● **Requirement**
How many of the lines below contain the word "screenshot"? Reply with the number alone.

[Start Information given]

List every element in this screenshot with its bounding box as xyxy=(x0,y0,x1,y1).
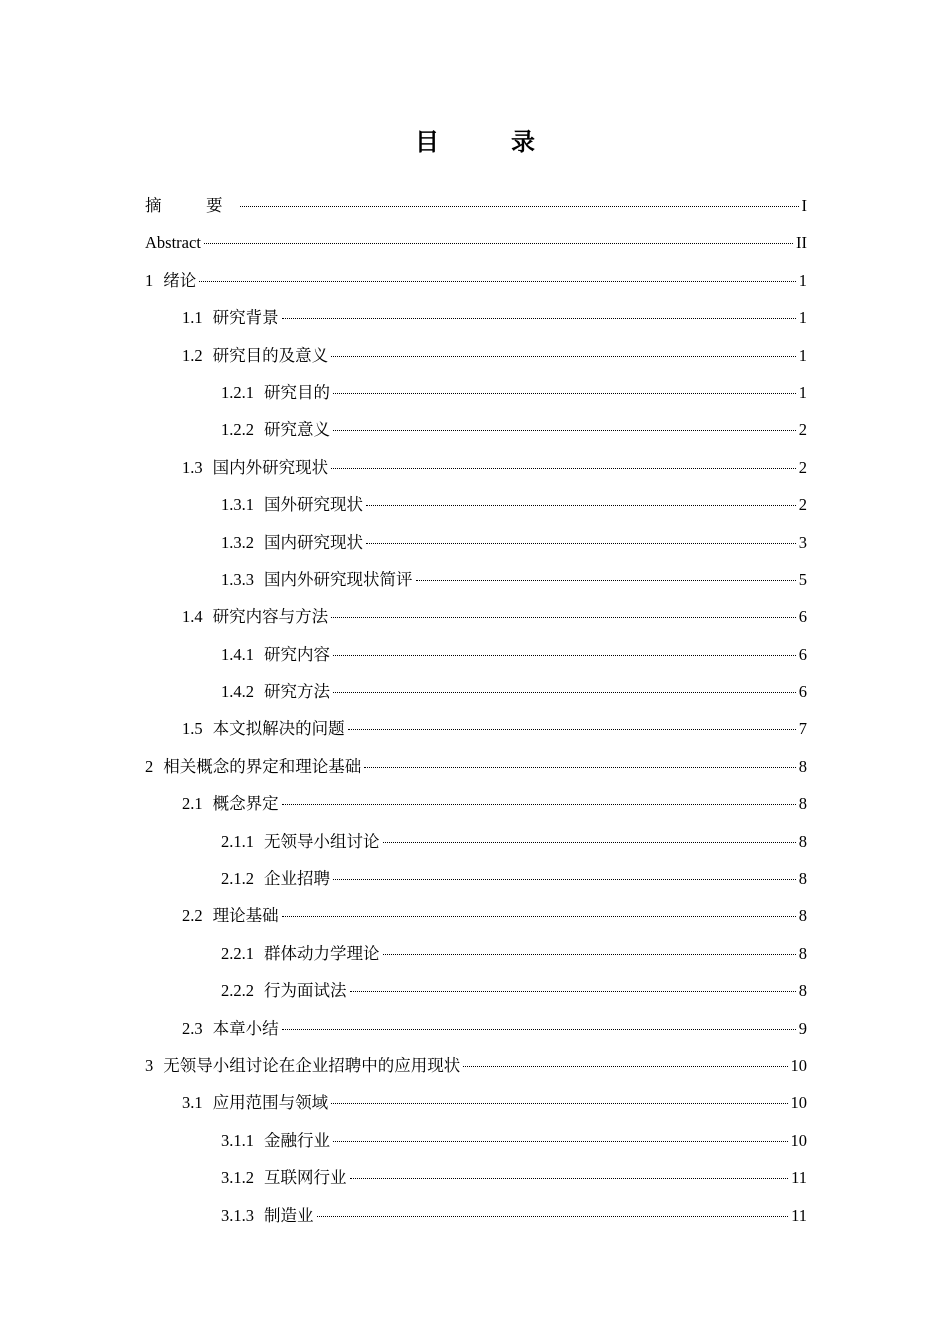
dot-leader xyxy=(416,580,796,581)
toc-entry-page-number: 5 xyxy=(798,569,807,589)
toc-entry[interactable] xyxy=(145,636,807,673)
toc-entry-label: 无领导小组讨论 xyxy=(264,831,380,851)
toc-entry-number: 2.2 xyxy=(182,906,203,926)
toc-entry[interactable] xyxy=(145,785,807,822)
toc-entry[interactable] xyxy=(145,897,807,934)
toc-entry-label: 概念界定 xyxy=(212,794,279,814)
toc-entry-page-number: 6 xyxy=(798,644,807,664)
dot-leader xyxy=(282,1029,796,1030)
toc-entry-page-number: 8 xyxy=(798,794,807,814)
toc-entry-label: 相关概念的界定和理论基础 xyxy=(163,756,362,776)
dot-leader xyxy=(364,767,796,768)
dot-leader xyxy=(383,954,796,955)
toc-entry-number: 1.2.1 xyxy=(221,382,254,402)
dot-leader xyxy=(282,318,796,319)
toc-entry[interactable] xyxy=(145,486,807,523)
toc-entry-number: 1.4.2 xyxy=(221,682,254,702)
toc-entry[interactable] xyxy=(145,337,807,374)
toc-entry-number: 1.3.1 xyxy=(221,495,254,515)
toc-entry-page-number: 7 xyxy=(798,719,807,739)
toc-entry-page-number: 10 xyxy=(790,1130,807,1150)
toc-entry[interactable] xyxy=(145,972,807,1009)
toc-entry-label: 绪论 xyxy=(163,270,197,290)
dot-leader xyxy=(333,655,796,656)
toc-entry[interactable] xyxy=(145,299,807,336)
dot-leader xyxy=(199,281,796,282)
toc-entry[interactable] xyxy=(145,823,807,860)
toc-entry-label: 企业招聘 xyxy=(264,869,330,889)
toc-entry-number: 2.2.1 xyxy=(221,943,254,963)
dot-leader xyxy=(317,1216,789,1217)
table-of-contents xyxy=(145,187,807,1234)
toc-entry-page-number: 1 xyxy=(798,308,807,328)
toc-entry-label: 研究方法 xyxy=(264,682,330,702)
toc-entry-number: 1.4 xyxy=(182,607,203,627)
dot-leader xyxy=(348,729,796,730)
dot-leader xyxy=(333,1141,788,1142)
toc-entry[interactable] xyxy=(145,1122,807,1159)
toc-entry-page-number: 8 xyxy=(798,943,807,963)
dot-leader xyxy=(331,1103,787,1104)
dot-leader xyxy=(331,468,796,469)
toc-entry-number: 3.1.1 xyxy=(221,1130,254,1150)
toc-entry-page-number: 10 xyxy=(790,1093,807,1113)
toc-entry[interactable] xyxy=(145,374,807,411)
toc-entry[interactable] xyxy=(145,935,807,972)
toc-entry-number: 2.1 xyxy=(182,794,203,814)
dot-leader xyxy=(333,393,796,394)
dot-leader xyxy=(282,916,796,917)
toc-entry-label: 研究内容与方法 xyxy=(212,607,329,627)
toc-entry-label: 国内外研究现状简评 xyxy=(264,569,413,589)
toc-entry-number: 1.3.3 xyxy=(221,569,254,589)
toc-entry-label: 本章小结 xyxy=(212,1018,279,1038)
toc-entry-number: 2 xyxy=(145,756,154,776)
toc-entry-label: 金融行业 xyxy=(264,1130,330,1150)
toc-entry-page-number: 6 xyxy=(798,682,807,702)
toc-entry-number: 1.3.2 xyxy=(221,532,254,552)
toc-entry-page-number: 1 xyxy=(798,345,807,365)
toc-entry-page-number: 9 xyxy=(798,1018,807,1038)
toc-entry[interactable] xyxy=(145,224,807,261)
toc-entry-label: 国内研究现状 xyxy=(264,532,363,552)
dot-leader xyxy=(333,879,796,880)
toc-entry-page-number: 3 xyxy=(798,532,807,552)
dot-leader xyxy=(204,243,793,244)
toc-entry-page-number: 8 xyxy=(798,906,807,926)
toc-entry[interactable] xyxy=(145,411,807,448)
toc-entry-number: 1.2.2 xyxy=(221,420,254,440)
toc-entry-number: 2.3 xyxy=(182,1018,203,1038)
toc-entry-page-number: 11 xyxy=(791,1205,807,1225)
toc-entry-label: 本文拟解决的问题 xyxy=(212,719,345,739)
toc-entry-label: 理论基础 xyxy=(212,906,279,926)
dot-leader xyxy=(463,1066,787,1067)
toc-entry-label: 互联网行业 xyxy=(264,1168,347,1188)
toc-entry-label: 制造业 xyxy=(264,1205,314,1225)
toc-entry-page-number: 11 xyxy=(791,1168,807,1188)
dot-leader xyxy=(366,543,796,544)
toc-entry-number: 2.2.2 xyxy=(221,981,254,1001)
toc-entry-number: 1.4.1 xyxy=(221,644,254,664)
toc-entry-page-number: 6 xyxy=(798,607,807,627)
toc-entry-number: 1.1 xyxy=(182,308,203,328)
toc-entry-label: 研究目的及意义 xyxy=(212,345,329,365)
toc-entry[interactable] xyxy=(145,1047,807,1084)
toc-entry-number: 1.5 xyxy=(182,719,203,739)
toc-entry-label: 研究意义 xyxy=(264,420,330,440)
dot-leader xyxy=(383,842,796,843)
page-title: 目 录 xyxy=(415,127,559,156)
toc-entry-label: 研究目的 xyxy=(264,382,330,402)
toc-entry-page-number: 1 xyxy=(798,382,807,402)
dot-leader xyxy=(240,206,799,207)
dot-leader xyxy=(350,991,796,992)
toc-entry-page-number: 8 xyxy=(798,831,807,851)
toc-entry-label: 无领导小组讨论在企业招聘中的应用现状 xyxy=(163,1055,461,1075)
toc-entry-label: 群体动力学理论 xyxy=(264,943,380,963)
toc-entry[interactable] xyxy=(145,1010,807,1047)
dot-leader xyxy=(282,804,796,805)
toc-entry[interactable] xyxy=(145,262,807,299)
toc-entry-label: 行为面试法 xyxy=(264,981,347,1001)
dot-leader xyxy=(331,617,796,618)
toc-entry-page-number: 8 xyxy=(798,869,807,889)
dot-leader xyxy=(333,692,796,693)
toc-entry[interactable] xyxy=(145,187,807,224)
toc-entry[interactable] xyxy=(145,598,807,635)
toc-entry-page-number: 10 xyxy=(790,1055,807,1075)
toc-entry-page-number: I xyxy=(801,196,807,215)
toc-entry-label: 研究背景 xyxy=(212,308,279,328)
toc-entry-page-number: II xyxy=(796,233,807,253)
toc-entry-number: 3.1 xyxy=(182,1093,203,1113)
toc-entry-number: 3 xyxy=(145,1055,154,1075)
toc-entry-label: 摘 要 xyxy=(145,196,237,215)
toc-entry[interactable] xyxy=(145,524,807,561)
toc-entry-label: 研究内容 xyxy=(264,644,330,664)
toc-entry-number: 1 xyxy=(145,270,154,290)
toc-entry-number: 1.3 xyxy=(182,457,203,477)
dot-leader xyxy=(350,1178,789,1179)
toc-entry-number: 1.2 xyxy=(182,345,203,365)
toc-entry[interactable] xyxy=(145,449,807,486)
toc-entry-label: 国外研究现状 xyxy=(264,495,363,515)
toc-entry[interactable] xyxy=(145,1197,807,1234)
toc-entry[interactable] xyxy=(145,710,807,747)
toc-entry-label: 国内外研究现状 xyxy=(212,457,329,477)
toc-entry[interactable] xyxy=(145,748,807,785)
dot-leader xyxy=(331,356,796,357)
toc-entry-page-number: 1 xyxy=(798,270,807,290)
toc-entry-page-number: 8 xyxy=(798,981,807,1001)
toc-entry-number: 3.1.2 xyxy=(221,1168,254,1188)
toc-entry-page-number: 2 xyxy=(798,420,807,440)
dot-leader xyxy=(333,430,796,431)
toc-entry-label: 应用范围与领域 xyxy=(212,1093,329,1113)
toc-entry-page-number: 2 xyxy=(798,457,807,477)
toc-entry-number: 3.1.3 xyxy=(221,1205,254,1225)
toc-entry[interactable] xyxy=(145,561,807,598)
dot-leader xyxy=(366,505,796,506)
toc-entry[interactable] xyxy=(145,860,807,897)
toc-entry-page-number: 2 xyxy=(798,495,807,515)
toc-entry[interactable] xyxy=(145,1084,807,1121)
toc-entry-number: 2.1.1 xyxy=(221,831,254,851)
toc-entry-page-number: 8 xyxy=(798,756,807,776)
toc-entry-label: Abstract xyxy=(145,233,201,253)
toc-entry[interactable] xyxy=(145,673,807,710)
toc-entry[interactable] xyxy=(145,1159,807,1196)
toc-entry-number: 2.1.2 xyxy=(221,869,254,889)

[End Information given]
[Start Information given]

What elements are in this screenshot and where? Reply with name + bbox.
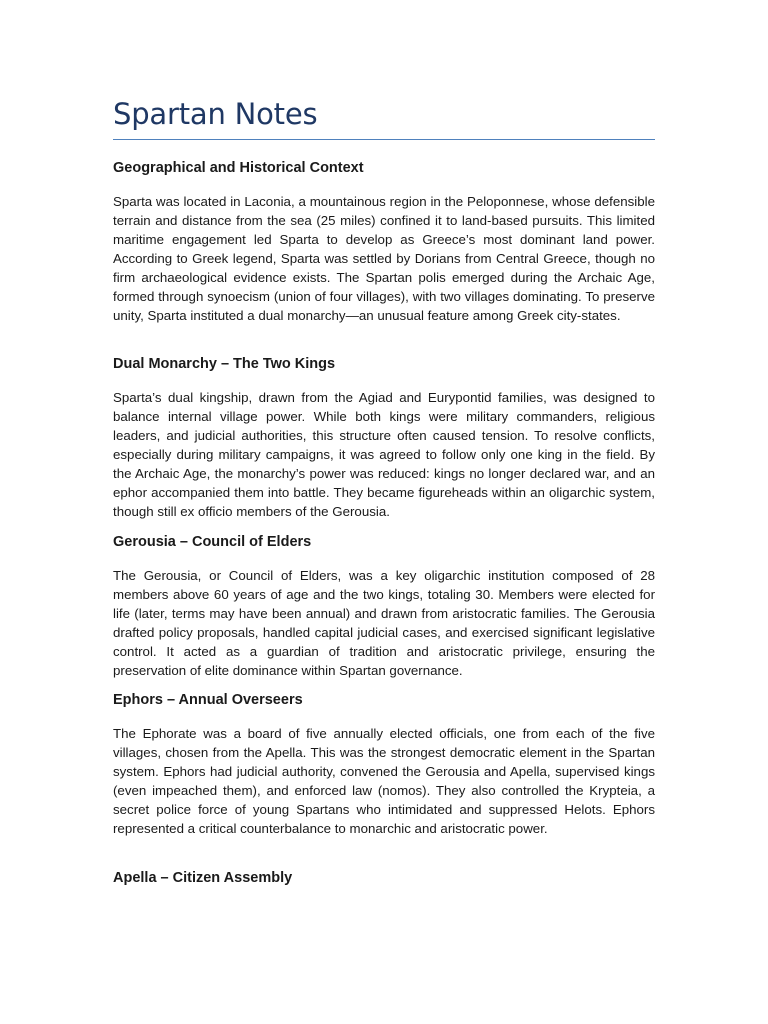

[End Information given]

● **Solution to this exercise**
2